— Document text —
-------------------------

The reason I only want 2 hits is because [2] is more "specific" in my
domain -- I could also have Toronto, Ontario; Kingston, Ontario etc.
which would take the hits up to 5 now.

What I'm really after is finding a way to index and search that would
make [2] an invalid retrieval.

My latest attempt is like this (field name: value):

Type: city
Name: london ontario canada
Name: london on canada
Name: london ontario ca
Name: london on ca
Primary-name: london

So the new list of documents is something like this (<type>: <name
entries> {<primary-name>}):

[1] city: London, United Kingdom {london}
[2] city: London, Ontario, Canada {london}
[3] city: Ontario, California, United States {ontario}
[4] state: Ontario, Canada  {ontario}
[5] city: Vancouver, Washington, United States {vancouver}
[6] city: Vancouver, British Columbia, Canada {vancouver}
[7] city: Washington, DC, United States {washington}
[8] state: Washington, United States {washington}

I realize that I'm adding a lot of duplicate info -- I haven't got to
the refactoring stage yet, so I'm trying to keep my unit test setup very
explicit. The final analysis process will be pulling the geographic
entities from a database so I'll have all the synonyms, types (city,
state, country), etc. at that point and can write custom routines for
documents of each type (city, state, country).

The idea here is to filter the results so that only documents where the
primary-name appears in the user's query string come back. i.e. if the
user typed "Ontario, CA", so only [3, 4] are valid results now since [2]
has a primary-name of "london" which does not appear in the user's
query, while [3, 4] both have a primary-name of "ontario". Now I'm just
having some trouble creating a filter (I've managed so far to filter out
_everything_). I can't quite sort out how to do a (displaying my SQL
background here) "where <term> in <query string>". I'm including my
current search code at the end of this response.

-------------------------

— Extracted material —

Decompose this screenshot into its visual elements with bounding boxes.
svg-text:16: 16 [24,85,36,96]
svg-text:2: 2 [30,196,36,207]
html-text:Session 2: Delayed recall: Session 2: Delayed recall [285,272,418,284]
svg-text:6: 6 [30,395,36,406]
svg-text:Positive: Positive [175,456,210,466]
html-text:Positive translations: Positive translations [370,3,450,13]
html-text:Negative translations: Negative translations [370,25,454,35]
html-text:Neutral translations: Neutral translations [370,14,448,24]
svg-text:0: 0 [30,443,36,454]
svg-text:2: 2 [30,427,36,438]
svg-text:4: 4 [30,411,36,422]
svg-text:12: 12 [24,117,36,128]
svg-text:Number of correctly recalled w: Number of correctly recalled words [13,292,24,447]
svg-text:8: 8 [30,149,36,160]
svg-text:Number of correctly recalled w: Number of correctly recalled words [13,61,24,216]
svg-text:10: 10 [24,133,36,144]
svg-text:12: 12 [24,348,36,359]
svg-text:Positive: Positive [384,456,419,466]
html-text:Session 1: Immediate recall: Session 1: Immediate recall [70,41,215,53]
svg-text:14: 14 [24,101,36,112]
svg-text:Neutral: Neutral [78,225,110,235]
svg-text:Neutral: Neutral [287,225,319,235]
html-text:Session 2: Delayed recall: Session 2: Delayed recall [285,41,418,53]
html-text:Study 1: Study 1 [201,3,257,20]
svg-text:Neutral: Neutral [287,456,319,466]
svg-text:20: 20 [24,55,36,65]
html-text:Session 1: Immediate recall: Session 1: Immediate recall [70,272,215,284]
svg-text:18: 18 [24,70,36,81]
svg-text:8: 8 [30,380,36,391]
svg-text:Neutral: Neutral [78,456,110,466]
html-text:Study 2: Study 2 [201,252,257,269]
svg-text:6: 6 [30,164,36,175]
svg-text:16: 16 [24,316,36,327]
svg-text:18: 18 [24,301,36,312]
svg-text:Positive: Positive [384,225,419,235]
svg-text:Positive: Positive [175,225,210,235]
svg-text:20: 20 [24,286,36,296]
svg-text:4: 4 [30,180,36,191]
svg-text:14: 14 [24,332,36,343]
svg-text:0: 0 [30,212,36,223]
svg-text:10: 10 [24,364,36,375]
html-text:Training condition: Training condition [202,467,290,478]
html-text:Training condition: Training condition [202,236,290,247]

-------------------------

— Actions to take —
• A. Answer these questions from the forum post about geographic search:
(i) What primary-name does document [5] have?
(ii) Where will the final analysis process pull the geographic entities from?
(iii) Which documents count as valid results if the user types "Ontario, CA"?
• B. In the forum post about geographic search, why is document [2] not a valid result for the query "Ontario, CA"? Explain in one to three sentences.
• C. Carry on writing the forum post about geographic search, starting after its final sentence.
The listing was taken from a separate source.

— Answers to the exercises —
• A.
(i) vancouver
(ii) From a database
(iii) [3, 4]

• B. Only documents whose primary-name appears in the user's query string should come back. Document [2] has the primary-name "london", which does not appear in "Ontario, CA", so it is filtered out.

• C.
Unfortunately I can't just assume the first term in the user's query is
the primary-name since it could be more than one word (e.g. for "St.
Louis du Ha Ha Quebec", "St. Louis du Ha Ha" is the primary-name).

Thanks

Colin

// sample call:
// Hits hits = GeographySearch.Search(searcher, "any", new String[]
{"Ontario", "CA"});

public static Hits Search(Searcher searcher, String typeToFind, String[]
queryString)
        throws IOException, ParseException
{
        TermQuery entityType = new TermQuery(new Term("class",
typeToFind));
        BooleanQuery filterQuery = new BooleanQuery();
                PhraseQuery query = new PhraseQuery();
        query.setSlop(1);

        for (int i = 0; i < queryString.length; i++)
        {
                query.add(new Term("name",
queryString[i].toLowerCase()));
                filterQuery.add(
                        new TermQuery(new Term("primary-name",
queryString[i])), 
                        BooleanClause.Occur.SHOULD);
        }

        BooleanQuery geographyQuery = new BooleanQuery();
        if (typeToFind != "any") geographyQuery.add(entityType,
BooleanClause.Occur.MUST);
        geographyQuery.add(query, BooleanClause.Occur.MUST);
                
        QueryFilter filter = new QueryFilter(filterQuery);
        
        Hits hits = searcher.search(geographyQuery, filter);
        return hits;
}

-----Original Message-----
From: Rajesh Munavalli [mailto:[EMAIL PROTECTED] 
Sent: 27 January, 2006 14:28
To: java-user@lucene.apache.org
Subject: Re: Help with indexing and query strategy

Hi Colin,
         Even assuming you came up with a good way of indexing, the
example query "Ontario, CA" should yield 3 hits. All 2, 3 and 4 are
valid retrievals. Could you please justify which 2 hits you want and
why?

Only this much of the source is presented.